Exercise details: Show every line that has the string "下芯样破碎" in it.

(Stored records)
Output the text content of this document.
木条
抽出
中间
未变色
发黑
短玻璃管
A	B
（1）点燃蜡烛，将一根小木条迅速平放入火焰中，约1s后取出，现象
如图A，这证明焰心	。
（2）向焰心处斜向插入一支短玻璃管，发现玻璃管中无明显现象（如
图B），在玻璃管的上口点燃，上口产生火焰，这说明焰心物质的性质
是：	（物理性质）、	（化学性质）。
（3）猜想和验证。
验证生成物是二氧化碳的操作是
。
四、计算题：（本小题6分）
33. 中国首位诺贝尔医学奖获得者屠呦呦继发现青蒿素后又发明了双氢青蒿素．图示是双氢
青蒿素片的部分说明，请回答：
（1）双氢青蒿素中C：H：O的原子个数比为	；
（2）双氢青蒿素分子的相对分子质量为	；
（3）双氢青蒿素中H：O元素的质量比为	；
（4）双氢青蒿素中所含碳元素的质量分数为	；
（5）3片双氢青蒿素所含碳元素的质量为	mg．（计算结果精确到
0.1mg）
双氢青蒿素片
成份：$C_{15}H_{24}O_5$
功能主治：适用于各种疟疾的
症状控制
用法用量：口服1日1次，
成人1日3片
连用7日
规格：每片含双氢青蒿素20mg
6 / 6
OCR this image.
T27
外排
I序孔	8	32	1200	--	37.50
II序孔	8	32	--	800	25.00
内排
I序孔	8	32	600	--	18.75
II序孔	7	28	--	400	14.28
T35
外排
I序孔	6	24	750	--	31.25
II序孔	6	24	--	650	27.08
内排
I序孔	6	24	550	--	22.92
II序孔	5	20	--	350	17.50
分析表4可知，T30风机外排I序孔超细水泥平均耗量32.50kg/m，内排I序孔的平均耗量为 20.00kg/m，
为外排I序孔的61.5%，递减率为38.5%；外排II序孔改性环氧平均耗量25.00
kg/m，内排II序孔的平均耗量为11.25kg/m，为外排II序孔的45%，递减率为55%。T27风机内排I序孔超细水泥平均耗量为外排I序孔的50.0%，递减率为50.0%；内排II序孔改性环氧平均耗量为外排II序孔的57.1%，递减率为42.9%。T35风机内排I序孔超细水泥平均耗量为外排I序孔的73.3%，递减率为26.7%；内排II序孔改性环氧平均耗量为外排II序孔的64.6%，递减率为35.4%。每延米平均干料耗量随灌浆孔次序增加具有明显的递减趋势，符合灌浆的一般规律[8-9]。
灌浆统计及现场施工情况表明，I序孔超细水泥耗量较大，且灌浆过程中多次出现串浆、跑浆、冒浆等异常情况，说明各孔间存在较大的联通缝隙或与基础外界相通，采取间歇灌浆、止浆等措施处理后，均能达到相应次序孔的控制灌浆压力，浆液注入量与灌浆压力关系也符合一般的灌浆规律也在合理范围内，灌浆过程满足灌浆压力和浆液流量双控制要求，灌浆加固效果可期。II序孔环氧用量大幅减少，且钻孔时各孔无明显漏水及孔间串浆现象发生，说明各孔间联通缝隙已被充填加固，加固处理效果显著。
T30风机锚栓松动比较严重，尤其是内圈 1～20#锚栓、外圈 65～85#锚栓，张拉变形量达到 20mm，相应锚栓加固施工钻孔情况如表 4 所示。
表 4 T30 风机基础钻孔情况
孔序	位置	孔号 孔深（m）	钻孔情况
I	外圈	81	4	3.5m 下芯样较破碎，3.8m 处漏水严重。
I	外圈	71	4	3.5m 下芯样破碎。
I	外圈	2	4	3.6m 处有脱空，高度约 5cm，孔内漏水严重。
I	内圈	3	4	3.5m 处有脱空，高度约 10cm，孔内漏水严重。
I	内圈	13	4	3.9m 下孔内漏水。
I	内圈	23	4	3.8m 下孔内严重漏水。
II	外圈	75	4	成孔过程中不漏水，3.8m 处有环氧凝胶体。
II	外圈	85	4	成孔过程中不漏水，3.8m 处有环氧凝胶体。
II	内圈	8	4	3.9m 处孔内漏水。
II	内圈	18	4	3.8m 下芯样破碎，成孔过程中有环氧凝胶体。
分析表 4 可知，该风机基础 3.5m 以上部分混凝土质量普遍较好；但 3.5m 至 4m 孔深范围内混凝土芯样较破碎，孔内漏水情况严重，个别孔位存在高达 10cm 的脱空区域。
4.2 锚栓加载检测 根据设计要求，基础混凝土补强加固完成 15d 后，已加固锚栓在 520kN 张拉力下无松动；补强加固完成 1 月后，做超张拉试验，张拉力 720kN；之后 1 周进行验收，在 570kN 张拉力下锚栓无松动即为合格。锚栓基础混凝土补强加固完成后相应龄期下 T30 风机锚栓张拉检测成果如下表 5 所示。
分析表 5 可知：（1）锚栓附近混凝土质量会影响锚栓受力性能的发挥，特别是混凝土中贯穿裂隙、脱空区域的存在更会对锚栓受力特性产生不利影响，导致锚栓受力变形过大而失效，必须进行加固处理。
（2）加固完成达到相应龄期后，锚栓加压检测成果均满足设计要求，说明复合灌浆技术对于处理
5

Solved exercise:
I	外圈	71	4	3.5m 下芯样破碎。
II	内圈	18	4	3.8m 下芯样破碎，成孔过程中有环氧凝胶体。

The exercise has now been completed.